[Stored entries]
* * * * * * *

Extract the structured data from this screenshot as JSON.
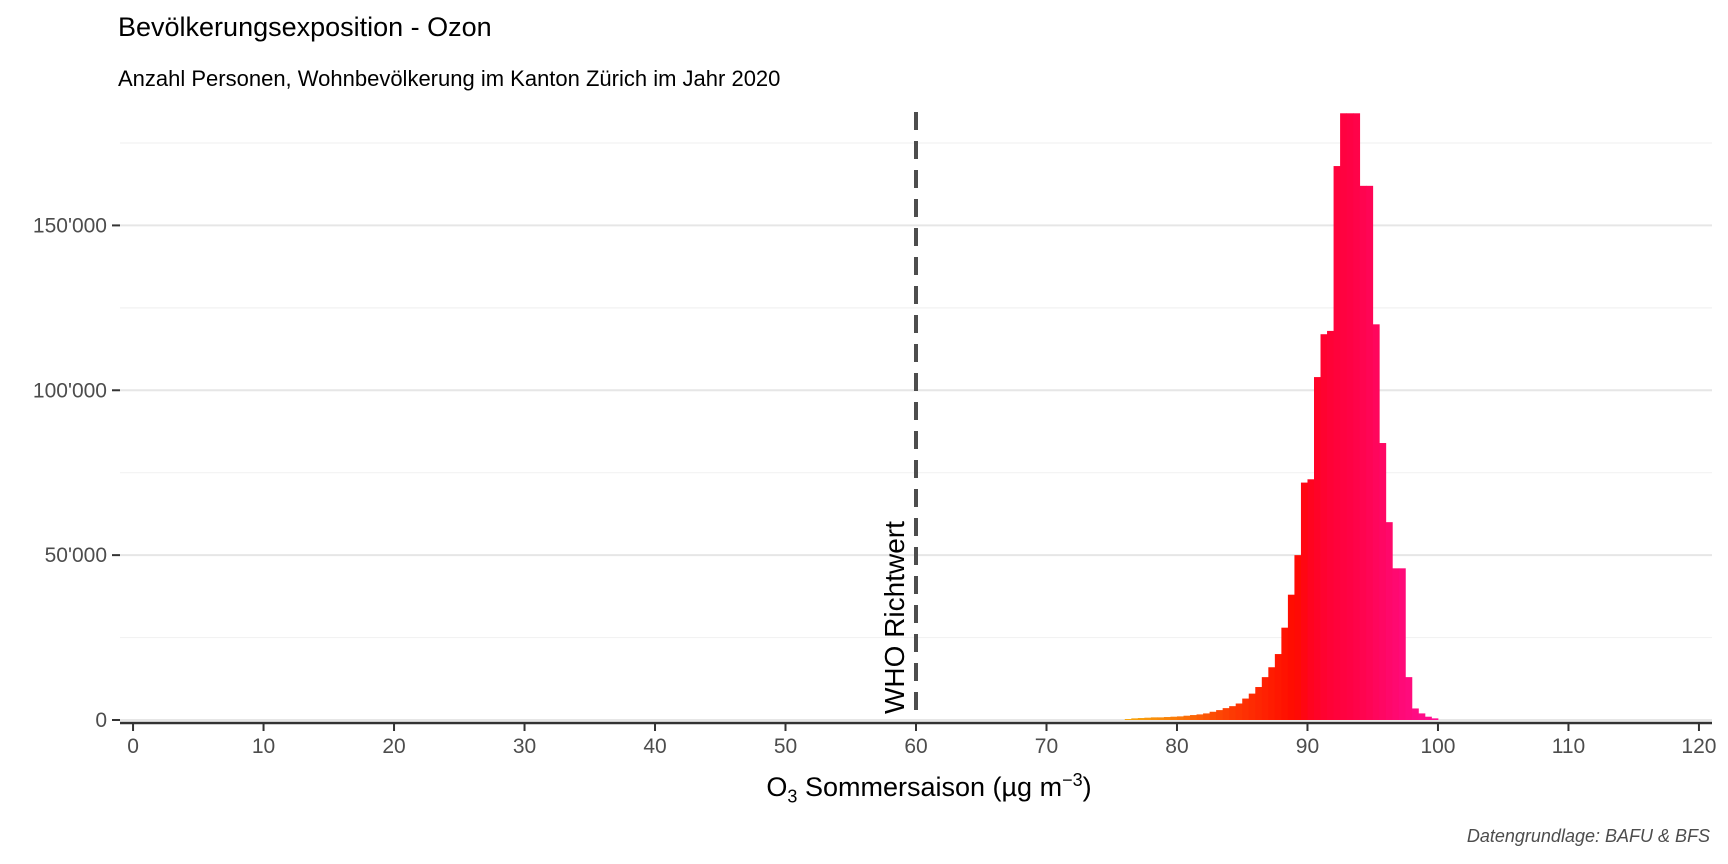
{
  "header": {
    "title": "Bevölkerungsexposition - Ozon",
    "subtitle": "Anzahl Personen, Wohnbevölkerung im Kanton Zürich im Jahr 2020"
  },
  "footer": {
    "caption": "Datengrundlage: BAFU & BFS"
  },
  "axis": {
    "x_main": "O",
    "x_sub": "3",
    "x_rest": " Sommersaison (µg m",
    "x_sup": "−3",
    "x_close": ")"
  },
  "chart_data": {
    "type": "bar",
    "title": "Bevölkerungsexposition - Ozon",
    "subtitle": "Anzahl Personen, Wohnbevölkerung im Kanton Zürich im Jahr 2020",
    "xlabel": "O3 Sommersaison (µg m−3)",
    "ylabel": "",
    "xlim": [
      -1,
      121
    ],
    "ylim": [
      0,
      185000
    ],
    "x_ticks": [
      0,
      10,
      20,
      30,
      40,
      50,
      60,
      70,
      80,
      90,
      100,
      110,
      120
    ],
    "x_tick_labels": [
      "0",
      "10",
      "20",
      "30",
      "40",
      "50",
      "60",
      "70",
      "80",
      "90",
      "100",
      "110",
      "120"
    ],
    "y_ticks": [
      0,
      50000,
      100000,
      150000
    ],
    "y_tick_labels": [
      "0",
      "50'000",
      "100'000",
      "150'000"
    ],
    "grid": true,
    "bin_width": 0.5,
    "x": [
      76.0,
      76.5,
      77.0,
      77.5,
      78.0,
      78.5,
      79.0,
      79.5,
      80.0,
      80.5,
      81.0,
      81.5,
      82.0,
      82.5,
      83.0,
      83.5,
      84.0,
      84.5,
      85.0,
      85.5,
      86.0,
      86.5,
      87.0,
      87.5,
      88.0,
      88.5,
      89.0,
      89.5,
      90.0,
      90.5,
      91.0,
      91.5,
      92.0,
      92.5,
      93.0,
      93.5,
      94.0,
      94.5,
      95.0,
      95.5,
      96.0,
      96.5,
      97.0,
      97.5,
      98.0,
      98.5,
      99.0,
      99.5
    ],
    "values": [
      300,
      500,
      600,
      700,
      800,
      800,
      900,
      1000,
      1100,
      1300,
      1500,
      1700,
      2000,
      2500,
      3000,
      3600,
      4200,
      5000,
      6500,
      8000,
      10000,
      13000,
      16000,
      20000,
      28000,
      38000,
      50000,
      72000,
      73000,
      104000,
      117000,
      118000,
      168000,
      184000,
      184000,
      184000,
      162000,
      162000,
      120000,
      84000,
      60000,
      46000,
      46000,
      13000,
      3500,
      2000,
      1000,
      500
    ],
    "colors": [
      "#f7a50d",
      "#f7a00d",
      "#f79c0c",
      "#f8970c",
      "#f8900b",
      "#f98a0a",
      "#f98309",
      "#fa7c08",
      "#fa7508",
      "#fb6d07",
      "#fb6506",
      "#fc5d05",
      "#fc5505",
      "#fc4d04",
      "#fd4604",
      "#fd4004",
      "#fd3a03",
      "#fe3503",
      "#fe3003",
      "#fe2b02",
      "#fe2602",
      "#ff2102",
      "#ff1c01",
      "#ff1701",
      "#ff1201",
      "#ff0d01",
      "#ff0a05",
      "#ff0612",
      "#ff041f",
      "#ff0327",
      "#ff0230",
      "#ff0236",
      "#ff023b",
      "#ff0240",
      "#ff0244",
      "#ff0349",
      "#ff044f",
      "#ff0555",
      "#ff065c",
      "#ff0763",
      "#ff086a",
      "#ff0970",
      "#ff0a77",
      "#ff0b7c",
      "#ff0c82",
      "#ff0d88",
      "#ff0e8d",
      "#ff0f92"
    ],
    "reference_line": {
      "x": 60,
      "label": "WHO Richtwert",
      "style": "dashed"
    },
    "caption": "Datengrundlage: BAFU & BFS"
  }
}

* * * * * * *

**What is expected**
Within the records, how many lines include "Kanton"? The answer is the number and nothing else.

**Worked solution**
2